Your goal =>
State how many lines in the entries below contain "name". Write nothing but the number.

Material =>
++++++
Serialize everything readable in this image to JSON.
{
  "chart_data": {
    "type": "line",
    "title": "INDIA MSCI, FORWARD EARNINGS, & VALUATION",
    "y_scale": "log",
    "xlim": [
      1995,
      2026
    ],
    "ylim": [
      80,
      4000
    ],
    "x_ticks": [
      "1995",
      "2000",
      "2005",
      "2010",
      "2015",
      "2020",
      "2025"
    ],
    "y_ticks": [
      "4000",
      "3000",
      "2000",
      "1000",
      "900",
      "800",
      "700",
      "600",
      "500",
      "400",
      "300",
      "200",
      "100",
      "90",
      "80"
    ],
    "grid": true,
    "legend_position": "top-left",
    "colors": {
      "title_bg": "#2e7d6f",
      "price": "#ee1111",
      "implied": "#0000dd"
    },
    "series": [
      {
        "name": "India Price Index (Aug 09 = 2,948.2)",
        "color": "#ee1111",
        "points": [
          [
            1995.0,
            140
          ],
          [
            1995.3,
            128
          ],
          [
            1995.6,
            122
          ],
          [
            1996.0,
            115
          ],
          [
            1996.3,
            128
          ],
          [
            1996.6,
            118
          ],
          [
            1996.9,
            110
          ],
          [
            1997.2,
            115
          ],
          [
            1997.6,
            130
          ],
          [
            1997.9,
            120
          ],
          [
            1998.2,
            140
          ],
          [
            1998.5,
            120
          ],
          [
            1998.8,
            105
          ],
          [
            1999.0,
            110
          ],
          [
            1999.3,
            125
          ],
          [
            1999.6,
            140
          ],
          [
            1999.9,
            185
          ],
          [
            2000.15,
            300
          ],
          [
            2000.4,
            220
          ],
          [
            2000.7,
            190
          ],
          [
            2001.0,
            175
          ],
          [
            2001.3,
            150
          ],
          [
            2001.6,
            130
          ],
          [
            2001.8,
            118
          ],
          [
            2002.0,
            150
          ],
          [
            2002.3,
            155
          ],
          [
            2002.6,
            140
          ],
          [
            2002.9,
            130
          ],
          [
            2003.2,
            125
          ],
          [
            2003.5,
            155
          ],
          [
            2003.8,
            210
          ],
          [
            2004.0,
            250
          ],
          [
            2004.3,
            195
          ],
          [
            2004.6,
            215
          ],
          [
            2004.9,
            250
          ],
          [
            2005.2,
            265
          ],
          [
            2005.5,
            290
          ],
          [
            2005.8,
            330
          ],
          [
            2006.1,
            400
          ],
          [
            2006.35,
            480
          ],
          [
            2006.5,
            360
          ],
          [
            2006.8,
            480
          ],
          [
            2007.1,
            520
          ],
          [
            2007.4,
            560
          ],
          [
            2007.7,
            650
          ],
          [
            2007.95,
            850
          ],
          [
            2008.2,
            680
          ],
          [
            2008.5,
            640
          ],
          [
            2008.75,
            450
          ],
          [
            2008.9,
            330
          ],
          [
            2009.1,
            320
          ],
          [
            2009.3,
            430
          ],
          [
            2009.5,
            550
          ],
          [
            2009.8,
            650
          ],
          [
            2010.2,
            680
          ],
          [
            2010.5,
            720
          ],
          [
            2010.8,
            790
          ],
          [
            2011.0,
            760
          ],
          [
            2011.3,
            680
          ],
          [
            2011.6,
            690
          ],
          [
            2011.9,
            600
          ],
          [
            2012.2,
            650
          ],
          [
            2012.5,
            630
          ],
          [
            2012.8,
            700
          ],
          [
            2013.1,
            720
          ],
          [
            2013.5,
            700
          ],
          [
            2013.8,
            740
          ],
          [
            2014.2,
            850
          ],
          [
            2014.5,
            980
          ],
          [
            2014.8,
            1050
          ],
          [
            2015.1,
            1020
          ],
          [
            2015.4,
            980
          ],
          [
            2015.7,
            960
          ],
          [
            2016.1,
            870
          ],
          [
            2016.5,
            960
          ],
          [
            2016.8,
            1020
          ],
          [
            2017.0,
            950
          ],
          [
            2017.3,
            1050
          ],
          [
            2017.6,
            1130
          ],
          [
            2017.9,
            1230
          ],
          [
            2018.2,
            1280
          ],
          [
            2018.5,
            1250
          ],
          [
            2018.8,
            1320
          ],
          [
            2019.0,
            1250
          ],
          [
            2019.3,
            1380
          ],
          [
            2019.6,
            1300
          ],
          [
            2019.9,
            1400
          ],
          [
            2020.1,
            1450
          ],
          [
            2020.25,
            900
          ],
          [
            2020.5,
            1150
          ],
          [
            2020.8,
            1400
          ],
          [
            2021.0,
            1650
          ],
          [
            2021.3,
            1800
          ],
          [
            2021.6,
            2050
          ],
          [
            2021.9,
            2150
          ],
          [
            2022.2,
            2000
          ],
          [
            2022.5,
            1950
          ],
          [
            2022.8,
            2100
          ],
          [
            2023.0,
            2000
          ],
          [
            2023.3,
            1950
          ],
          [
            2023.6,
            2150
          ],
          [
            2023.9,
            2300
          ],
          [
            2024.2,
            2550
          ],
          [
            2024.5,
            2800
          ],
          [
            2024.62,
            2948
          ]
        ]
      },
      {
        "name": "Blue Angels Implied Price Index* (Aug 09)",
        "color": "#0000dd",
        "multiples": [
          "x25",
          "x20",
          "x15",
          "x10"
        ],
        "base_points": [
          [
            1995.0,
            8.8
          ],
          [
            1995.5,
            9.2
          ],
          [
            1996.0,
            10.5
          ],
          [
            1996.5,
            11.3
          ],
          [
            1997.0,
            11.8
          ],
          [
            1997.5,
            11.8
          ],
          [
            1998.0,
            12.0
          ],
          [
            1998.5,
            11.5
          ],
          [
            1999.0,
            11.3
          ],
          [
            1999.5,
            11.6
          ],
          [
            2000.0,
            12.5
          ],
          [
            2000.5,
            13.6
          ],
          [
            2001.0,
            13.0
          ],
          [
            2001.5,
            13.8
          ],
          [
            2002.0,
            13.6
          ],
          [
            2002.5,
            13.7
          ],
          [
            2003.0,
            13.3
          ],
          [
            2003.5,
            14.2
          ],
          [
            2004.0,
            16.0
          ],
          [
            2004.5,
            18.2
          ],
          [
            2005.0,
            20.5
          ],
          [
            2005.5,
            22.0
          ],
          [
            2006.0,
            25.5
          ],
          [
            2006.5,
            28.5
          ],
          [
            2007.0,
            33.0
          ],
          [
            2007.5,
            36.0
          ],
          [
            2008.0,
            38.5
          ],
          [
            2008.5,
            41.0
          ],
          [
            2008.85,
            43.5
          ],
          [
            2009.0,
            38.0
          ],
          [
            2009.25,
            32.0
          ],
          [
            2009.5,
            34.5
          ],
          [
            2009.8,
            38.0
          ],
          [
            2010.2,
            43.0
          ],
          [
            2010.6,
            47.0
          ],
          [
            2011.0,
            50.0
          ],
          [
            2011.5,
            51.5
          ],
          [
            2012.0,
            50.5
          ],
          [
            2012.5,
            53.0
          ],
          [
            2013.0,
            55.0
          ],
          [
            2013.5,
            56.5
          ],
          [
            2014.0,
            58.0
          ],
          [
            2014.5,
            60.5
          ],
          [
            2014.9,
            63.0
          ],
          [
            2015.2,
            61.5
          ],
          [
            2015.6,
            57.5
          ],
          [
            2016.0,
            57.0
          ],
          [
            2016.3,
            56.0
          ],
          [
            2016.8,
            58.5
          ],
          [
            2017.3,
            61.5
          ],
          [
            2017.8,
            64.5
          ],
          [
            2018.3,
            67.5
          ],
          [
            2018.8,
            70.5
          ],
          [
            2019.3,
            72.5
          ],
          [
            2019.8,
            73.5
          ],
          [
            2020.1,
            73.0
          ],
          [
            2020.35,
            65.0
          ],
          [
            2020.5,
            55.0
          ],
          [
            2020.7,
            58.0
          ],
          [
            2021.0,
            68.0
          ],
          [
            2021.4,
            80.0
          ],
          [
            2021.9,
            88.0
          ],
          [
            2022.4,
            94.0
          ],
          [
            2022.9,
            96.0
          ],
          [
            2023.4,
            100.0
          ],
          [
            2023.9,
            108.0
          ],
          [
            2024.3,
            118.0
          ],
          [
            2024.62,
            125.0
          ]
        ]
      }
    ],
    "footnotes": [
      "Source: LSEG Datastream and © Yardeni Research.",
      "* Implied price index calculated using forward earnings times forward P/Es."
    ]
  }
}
++++++
Solution to the problem =>
2